▸ **What you need to do**
Gather each line in the entries that includes the string "view".
## start Data shown
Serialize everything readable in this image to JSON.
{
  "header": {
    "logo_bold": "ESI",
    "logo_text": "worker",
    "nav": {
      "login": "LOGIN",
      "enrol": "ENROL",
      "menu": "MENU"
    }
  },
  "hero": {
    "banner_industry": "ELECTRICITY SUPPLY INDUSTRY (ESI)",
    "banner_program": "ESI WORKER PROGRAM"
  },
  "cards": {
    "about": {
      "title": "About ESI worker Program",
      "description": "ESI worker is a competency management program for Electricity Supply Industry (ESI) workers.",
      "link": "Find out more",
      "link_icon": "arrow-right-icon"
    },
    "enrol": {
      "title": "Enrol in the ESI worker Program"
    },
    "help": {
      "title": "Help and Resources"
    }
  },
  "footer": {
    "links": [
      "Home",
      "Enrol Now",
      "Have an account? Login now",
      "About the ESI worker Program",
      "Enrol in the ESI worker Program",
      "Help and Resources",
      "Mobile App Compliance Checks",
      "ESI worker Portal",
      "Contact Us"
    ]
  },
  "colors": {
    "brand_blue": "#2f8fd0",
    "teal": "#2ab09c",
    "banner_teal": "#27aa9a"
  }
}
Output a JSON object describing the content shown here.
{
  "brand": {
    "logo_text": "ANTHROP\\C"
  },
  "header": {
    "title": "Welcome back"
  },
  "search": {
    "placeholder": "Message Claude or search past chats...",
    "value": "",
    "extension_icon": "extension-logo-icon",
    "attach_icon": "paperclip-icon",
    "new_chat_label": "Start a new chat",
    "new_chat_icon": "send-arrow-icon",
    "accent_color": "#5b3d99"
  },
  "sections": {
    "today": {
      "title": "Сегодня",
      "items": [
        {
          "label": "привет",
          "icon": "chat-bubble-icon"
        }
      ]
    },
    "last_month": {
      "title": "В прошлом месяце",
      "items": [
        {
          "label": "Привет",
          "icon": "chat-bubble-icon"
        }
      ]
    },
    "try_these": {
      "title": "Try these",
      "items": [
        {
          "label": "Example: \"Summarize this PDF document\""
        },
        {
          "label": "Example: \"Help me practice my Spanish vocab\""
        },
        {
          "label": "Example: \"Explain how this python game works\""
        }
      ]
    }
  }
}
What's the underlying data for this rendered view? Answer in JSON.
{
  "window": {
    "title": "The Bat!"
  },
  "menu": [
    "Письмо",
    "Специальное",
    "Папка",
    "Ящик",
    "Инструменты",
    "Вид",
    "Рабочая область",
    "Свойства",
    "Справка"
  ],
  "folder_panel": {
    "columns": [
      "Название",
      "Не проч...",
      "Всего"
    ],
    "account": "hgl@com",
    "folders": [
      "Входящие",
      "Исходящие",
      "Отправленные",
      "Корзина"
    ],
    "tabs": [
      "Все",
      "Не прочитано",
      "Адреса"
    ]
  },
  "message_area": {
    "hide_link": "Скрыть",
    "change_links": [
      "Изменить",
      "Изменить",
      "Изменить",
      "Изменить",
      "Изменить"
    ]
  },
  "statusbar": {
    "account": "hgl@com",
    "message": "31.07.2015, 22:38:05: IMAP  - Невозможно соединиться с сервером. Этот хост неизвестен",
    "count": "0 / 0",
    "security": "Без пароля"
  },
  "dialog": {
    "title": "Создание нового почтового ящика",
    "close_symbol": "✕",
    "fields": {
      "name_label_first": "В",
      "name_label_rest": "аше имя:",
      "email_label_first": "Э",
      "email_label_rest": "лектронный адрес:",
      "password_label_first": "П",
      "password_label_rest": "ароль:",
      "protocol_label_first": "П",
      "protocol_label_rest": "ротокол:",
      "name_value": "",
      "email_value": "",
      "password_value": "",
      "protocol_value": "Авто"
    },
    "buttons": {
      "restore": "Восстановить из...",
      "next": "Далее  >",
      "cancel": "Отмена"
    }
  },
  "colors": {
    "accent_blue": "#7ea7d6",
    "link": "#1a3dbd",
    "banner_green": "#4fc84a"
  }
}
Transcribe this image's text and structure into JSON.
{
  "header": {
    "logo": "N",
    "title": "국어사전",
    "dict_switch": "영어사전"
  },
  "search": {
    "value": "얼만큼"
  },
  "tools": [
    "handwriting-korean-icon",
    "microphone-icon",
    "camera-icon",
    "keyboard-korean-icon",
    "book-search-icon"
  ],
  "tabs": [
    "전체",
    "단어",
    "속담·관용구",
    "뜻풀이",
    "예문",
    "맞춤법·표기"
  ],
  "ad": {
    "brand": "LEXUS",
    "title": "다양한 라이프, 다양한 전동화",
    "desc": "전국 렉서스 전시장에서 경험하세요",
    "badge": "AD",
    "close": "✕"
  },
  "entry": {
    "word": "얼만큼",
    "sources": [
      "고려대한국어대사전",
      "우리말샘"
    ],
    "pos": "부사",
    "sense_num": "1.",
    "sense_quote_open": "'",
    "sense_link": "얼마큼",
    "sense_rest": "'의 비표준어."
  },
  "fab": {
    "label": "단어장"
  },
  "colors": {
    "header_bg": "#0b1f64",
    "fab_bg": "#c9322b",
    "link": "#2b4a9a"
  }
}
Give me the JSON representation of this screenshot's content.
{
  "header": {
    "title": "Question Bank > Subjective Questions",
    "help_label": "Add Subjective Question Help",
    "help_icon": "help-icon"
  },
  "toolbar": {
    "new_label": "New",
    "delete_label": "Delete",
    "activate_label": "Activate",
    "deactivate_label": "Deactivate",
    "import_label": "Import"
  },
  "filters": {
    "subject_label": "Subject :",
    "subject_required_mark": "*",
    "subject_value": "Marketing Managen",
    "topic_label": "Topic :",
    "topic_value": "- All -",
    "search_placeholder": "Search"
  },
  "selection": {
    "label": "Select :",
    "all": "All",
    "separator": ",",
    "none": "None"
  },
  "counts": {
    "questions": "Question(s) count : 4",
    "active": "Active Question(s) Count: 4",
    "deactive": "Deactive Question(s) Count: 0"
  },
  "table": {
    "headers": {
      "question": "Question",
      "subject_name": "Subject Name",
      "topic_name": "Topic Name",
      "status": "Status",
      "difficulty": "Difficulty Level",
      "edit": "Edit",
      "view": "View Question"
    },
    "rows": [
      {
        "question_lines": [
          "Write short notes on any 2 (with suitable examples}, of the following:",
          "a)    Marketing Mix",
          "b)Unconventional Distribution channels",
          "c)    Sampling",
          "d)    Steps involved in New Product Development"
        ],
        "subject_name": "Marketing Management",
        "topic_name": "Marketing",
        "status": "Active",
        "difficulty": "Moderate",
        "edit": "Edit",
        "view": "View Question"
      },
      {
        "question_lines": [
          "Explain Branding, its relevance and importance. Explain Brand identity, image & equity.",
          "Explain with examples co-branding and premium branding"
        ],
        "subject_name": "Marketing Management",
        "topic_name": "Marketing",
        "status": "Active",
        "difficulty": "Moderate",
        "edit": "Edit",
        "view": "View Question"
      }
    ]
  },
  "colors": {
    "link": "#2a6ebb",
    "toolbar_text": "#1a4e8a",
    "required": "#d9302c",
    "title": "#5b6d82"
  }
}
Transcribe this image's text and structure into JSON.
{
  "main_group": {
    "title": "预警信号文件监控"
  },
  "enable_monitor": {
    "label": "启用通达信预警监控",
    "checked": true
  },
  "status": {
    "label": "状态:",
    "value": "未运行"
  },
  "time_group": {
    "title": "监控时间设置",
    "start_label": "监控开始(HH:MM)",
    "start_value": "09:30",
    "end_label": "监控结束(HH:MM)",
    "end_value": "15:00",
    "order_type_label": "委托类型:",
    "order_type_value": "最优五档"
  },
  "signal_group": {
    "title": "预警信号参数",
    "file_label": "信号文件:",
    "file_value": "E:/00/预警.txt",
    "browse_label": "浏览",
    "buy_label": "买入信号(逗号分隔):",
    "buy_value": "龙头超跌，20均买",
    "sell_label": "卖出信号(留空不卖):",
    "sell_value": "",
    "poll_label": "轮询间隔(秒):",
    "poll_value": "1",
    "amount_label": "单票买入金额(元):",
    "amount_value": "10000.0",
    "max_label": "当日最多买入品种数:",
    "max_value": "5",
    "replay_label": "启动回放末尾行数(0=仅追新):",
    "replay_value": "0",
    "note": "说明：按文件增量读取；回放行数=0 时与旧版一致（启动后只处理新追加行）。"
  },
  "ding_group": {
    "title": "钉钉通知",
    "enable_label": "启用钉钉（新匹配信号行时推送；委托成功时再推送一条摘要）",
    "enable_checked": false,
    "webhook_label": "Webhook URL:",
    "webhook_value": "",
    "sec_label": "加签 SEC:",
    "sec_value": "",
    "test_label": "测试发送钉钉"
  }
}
## end Data shown
▸ **Finished answer**
What's the underlying data for this rendered view? Answer in JSON.
      "view": "View Question"
        "view": "View Question"
        "view": "View Question"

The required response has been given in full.